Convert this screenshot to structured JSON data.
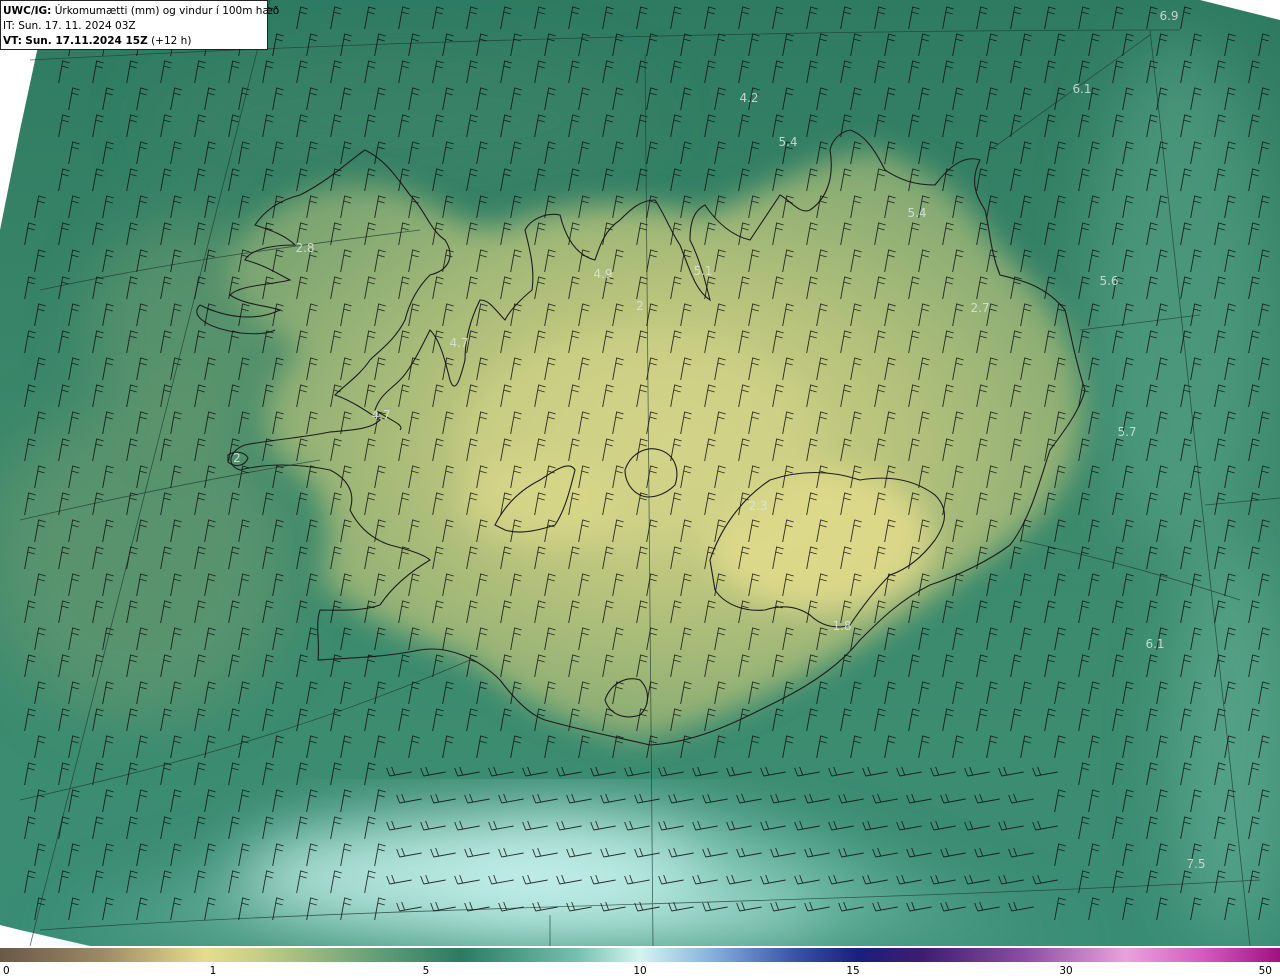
{
  "header": {
    "model": "UWC/IG:",
    "title": "Úrkomumætti (mm) og vindur í 100m hæð",
    "initial_time": "IT: Sun. 17. 11. 2024 03Z",
    "valid_prefix": "VT:",
    "valid_time": "Sun. 17.11.2024 15Z",
    "lead": "(+12 h)"
  },
  "colorbar": {
    "ticks": [
      "0",
      "1",
      "5",
      "10",
      "15",
      "30",
      "50"
    ],
    "colors": [
      "#6b5a49",
      "#9c8a66",
      "#d9cf84",
      "#f2ec9a",
      "#7ea777",
      "#2c7a5e",
      "#8fd3c3",
      "#dff6f2",
      "#5c86b7",
      "#1d2a8c",
      "#3b1f73",
      "#a55ab5",
      "#e29ad7",
      "#b3189b"
    ]
  },
  "map": {
    "background_colors": {
      "sea_dark": "#2c7863",
      "sea_mid": "#3f8a6e",
      "land_light": "#b8c67c",
      "land_peak": "#d9d688",
      "south_cyan": "#a8e3dc"
    },
    "value_labels": [
      {
        "text": "6.9"
      },
      {
        "text": "4.2"
      },
      {
        "text": "6.1"
      },
      {
        "text": "5.4"
      },
      {
        "text": "5.4"
      },
      {
        "text": "2.8"
      },
      {
        "text": "4.9"
      },
      {
        "text": "5.1"
      },
      {
        "text": "5.6"
      },
      {
        "text": "2.7"
      },
      {
        "text": "2"
      },
      {
        "text": "4.7"
      },
      {
        "text": "4.7"
      },
      {
        "text": "5.7"
      },
      {
        "text": "2"
      },
      {
        "text": "2.3"
      },
      {
        "text": "6.1"
      },
      {
        "text": "7.5"
      },
      {
        "text": "1.8"
      }
    ]
  }
}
------------------------------------
■ SET EXERCISE:
Without the pictures, write out every entry precisely as it appears.

■ CORRECT RESULT:
Convert this screenshot to structured JSON data.
{
  "header": {
    "model": "UWC/IG:",
    "title": "Úrkomumætti (mm) og vindur í 100m hæð",
    "initial_time": "IT: Sun. 17. 11. 2024 03Z",
    "valid_prefix": "VT:",
    "valid_time": "Sun. 17.11.2024 15Z",
    "lead": "(+12 h)"
  },
  "colorbar": {
    "ticks": [
      "0",
      "1",
      "5",
      "10",
      "15",
      "30",
      "50"
    ],
    "colors": [
      "#6b5a49",
      "#9c8a66",
      "#d9cf84",
      "#f2ec9a",
      "#7ea777",
      "#2c7a5e",
      "#8fd3c3",
      "#dff6f2",
      "#5c86b7",
      "#1d2a8c",
      "#3b1f73",
      "#a55ab5",
      "#e29ad7",
      "#b3189b"
    ]
  },
  "map": {
    "background_colors": {
      "sea_dark": "#2c7863",
      "sea_mid": "#3f8a6e",
      "land_light": "#b8c67c",
      "land_peak": "#d9d688",
      "south_cyan": "#a8e3dc"
    },
    "value_labels": [
      {
        "text": "6.9"
      },
      {
        "text": "4.2"
      },
      {
        "text": "6.1"
      },
      {
        "text": "5.4"
      },
      {
        "text": "5.4"
      },
      {
        "text": "2.8"
      },
      {
        "text": "4.9"
      },
      {
        "text": "5.1"
      },
      {
        "text": "5.6"
      },
      {
        "text": "2.7"
      },
      {
        "text": "2"
      },
      {
        "text": "4.7"
      },
      {
        "text": "4.7"
      },
      {
        "text": "5.7"
      },
      {
        "text": "2"
      },
      {
        "text": "2.3"
      },
      {
        "text": "6.1"
      },
      {
        "text": "7.5"
      },
      {
        "text": "1.8"
      }
    ]
  }
}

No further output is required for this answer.